**What you have to do:** Retype each record shown below, leaving every character as it is.
------------------------
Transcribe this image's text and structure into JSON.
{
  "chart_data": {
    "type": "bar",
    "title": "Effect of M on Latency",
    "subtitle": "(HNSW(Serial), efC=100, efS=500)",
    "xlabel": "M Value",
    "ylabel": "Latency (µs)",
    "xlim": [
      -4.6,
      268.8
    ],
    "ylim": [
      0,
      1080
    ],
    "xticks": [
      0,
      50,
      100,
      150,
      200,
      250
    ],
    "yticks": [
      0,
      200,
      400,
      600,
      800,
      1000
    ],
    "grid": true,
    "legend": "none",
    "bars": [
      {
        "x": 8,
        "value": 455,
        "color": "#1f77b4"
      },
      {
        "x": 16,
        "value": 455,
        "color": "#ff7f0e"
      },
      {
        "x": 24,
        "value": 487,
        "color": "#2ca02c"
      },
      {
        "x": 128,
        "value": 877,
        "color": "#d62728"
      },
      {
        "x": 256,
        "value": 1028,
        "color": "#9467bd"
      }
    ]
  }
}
------------------------
**Finished answer:**
Transcribe this image's text and structure into JSON.
{
  "chart_data": {
    "type": "bar",
    "title": "Effect of M on Latency",
    "subtitle": "(HNSW(Serial), efC=100, efS=500)",
    "xlabel": "M Value",
    "ylabel": "Latency (µs)",
    "xlim": [
      -4.6,
      268.8
    ],
    "ylim": [
      0,
      1080
    ],
    "xticks": [
      0,
      50,
      100,
      150,
      200,
      250
    ],
    "yticks": [
      0,
      200,
      400,
      600,
      800,
      1000
    ],
    "grid": true,
    "legend": "none",
    "bars": [
      {
        "x": 8,
        "value": 455,
        "color": "#1f77b4"
      },
      {
        "x": 16,
        "value": 455,
        "color": "#ff7f0e"
      },
      {
        "x": 24,
        "value": 487,
        "color": "#2ca02c"
      },
      {
        "x": 128,
        "value": 877,
        "color": "#d62728"
      },
      {
        "x": 256,
        "value": 1028,
        "color": "#9467bd"
      }
    ]
  }
}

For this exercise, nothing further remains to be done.